Copy every line that holds "sweet".

Provided data:
"""
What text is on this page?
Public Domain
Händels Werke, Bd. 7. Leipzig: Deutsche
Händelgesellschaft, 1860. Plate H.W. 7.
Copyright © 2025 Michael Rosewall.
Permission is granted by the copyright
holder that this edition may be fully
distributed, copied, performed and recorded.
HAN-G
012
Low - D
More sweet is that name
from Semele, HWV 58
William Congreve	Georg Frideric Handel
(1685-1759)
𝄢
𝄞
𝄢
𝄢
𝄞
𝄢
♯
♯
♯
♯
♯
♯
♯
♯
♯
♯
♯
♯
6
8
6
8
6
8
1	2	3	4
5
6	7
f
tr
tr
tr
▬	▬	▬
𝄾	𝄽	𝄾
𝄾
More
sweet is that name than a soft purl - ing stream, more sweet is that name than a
"""
Response to the exercise:
More sweet is that name
sweet is that name than a soft purl - ing stream, more sweet is that name than a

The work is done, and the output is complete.